Requirement A: Copy out the records verbatim, everything from the first line of the records down to the line containing "y-tick-label: 0,03: [43, 294, 96, 324]", both included.

Page excerpt:
+--

The animal fat on the top was used for other cooking over the course of the next week but the dripping was collected and dripped over boiled potatoes, spread between thick slabs of homemade bread for impromptu lunch and added to soups for extra taste.

And it was tasty - concentrated meat, salt and herbs from the roasted meats - a comfort food like no other!

These days, living in China, I cannot wait for the cold weather to bite the fingers and the air to fog and chill - the main reason is a delicacy that reminds me of my childhood so well! This is Yang Rou Tang (Mutton Soup).

When I first came to China many moons ago, the street frequented by the ’night people’ had about 30 little storefront offering this dish - they were identified by a small glaring lightbulb hanging forlornly over a greasy glass display case - inside slabs of grey and white boiled mutton sat on trays and a large pot of steaming soup would simmer away on a single gas burner.

The owner, usually a small wiry man or an older portly woman would reach in to the tray, grab a slab of mutton and roughly chop a mash of meat with a gnarly old cleaver.

No Food Safety Inspector or latex gloves here, they would scrape the meat and fat up from the pitted chopping board with bare hands, toss it into a small wire cage and drop this into the soup.

Wiping greasy hands on an equally greasy apron, the chef would take a cracked bowl, wet with the cold water rinse after the last customer and toss in some other ingredients - a few chopped shallots, a heavy pinch of salt, a stick of chilli paste, some other pastes and powders from undisclosed bottles then opening the huge pot and disappearing in a spiral of steaming soup fume, would emerge with a full bowl of yellowy fatty goodness, strongly gamey, greyish meat and a deceiving smile.

Pushing deep into the back of the room, you would pull up a stool at whatever space was open, splash in a little vinegar and attack the dish with gusto.

+--

Requirement B: In the mutton soup piece, turn the paragraph beginning "Wiping greasy hands on an equally greasy apron" into a short list of the chef's steps, keeping its main facts.

Records supplied:
+--

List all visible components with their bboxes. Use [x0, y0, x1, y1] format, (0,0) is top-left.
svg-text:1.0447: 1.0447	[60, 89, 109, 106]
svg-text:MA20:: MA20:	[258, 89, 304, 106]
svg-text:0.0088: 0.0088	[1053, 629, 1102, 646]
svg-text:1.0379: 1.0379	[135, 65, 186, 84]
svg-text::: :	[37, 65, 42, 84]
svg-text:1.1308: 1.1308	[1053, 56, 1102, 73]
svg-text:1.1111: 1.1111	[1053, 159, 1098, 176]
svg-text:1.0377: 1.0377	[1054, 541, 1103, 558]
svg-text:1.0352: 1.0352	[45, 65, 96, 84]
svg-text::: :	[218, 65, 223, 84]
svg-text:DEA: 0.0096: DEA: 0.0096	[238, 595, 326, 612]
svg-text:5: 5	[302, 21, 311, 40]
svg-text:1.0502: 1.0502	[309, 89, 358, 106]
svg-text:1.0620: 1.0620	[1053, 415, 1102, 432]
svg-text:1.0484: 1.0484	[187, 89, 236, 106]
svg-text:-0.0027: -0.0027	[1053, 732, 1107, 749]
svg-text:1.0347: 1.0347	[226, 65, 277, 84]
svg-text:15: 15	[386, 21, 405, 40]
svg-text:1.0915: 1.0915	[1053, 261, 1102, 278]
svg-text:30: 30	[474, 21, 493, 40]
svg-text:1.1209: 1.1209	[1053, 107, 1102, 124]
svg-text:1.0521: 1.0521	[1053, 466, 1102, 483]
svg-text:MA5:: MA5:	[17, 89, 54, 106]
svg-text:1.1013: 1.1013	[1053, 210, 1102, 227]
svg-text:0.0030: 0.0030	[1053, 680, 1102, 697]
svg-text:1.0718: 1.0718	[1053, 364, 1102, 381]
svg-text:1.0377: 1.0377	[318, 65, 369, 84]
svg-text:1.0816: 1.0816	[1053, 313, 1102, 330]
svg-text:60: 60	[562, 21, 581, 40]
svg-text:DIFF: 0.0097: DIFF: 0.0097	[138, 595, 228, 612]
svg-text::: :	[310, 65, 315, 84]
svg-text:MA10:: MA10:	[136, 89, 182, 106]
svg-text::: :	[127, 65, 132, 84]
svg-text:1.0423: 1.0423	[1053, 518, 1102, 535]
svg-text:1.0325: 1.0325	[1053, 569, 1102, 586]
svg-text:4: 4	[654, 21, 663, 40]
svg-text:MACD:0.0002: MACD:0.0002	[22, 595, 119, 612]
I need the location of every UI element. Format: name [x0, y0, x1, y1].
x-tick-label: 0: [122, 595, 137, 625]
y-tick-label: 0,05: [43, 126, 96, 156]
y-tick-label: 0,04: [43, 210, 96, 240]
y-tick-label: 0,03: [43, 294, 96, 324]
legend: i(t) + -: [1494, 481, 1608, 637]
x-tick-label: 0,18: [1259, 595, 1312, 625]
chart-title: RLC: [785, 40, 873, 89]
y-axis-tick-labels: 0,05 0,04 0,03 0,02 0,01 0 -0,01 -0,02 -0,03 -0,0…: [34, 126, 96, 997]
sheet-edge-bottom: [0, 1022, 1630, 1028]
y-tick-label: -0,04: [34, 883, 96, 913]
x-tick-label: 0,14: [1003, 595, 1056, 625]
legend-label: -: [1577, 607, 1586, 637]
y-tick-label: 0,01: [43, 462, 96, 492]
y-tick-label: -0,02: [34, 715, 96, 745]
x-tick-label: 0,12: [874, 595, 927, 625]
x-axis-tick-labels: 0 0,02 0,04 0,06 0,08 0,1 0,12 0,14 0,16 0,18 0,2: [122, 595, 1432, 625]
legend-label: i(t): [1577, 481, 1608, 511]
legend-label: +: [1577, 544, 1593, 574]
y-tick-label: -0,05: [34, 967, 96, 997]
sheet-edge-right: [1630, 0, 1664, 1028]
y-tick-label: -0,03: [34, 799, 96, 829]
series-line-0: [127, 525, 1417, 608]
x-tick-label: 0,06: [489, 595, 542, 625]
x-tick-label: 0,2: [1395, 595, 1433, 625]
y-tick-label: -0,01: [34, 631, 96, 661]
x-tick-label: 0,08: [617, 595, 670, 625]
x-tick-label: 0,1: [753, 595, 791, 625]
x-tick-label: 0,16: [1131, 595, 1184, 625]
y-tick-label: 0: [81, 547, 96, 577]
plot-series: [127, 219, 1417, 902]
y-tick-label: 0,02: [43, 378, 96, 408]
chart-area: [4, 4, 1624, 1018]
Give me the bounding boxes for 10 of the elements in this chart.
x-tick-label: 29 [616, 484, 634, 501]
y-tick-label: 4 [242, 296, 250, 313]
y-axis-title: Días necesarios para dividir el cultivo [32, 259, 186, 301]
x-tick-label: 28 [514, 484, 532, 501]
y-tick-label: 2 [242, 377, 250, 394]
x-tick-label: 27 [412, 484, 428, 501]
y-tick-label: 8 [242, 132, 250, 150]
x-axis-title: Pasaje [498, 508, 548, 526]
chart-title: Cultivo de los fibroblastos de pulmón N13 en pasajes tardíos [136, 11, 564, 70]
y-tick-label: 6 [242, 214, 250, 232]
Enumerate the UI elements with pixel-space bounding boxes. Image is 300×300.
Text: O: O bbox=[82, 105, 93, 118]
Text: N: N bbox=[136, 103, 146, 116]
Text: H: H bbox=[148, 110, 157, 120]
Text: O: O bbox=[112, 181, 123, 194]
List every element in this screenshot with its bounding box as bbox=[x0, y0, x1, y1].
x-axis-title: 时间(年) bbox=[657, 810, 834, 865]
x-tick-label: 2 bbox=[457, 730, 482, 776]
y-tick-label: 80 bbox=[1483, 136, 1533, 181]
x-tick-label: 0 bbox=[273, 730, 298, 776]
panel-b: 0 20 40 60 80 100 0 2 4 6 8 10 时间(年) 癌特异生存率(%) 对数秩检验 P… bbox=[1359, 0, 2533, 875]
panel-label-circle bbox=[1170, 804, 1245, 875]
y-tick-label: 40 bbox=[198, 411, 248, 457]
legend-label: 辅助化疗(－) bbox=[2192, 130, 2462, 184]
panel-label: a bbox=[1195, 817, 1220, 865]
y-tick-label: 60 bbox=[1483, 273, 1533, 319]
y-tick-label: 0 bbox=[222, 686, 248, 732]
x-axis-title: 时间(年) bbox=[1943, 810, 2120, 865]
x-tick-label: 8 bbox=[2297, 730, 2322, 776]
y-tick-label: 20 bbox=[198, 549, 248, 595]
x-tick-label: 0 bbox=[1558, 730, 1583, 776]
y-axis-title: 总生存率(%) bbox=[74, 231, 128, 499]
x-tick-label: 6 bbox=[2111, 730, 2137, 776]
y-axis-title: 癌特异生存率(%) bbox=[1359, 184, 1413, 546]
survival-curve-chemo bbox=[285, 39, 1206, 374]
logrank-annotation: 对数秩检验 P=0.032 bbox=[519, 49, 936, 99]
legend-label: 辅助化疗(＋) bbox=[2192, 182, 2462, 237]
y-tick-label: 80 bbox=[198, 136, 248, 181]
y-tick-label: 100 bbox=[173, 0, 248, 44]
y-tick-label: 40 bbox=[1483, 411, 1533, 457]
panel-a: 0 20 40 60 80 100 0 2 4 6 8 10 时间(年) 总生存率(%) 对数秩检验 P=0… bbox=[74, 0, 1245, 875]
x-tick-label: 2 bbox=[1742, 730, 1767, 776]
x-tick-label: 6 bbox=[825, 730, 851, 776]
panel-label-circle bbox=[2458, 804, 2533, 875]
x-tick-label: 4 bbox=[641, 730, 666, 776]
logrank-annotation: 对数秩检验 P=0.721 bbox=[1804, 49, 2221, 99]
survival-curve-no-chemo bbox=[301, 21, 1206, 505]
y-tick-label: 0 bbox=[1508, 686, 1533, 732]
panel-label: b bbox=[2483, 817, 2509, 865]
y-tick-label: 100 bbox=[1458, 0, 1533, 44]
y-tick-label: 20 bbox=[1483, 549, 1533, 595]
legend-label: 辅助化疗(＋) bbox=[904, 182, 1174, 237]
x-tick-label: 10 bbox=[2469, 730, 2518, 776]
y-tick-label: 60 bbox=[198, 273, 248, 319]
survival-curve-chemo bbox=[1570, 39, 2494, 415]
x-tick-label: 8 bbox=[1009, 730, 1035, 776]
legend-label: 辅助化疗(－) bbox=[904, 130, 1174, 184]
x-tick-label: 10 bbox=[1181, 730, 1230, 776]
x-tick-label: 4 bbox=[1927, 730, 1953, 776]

+--

Expected answer A:
List all visible components with their bboxes. Use [x0, y0, x1, y1] format, (0,0) is top-left.
svg-text:1.0447: 1.0447	[60, 89, 109, 106]
svg-text:MA20:: MA20:	[258, 89, 304, 106]
svg-text:0.0088: 0.0088	[1053, 629, 1102, 646]
svg-text:1.0379: 1.0379	[135, 65, 186, 84]
svg-text::: :	[37, 65, 42, 84]
svg-text:1.1308: 1.1308	[1053, 56, 1102, 73]
svg-text:1.1111: 1.1111	[1053, 159, 1098, 176]
svg-text:1.0377: 1.0377	[1054, 541, 1103, 558]
svg-text:1.0352: 1.0352	[45, 65, 96, 84]
svg-text::: :	[218, 65, 223, 84]
svg-text:DEA: 0.0096: DEA: 0.0096	[238, 595, 326, 612]
svg-text:5: 5	[302, 21, 311, 40]
svg-text:1.0502: 1.0502	[309, 89, 358, 106]
svg-text:1.0620: 1.0620	[1053, 415, 1102, 432]
svg-text:1.0484: 1.0484	[187, 89, 236, 106]
svg-text:-0.0027: -0.0027	[1053, 732, 1107, 749]
svg-text:1.0347: 1.0347	[226, 65, 277, 84]
svg-text:15: 15	[386, 21, 405, 40]
svg-text:1.0915: 1.0915	[1053, 261, 1102, 278]
svg-text:30: 30	[474, 21, 493, 40]
svg-text:1.1209: 1.1209	[1053, 107, 1102, 124]
svg-text:1.0521: 1.0521	[1053, 466, 1102, 483]
svg-text:MA5:: MA5:	[17, 89, 54, 106]
svg-text:1.1013: 1.1013	[1053, 210, 1102, 227]
svg-text:0.0030: 0.0030	[1053, 680, 1102, 697]
svg-text:1.0718: 1.0718	[1053, 364, 1102, 381]
svg-text:1.0377: 1.0377	[318, 65, 369, 84]
svg-text:1.0816: 1.0816	[1053, 313, 1102, 330]
svg-text:60: 60	[562, 21, 581, 40]
svg-text:DIFF: 0.0097: DIFF: 0.0097	[138, 595, 228, 612]
svg-text::: :	[310, 65, 315, 84]
svg-text:MA10:: MA10:	[136, 89, 182, 106]
svg-text::: :	[127, 65, 132, 84]
svg-text:1.0423: 1.0423	[1053, 518, 1102, 535]
svg-text:1.0325: 1.0325	[1053, 569, 1102, 586]
svg-text:4: 4	[654, 21, 663, 40]
svg-text:MACD:0.0002: MACD:0.0002	[22, 595, 119, 612]
I need the location of every UI element. Format: name [x0, y0, x1, y1].
x-tick-label: 0: [122, 595, 137, 625]
y-tick-label: 0,05: [43, 126, 96, 156]
y-tick-label: 0,04: [43, 210, 96, 240]
y-tick-label: 0,03: [43, 294, 96, 324]

Expected answer B:
- Wipes greasy hands on an equally greasy apron.
- Takes a cracked bowl, still wet from the cold-water rinse after the last customer.
- Tosses in a few chopped shallots, a heavy pinch of salt, a stick of chilli paste, and other pastes and powders from undisclosed bottles.
- Opens the huge pot and disappears in the steam.
- Emerges with a full bowl of yellowy, fatty soup with strongly gamey, greyish meat, and a deceiving smile.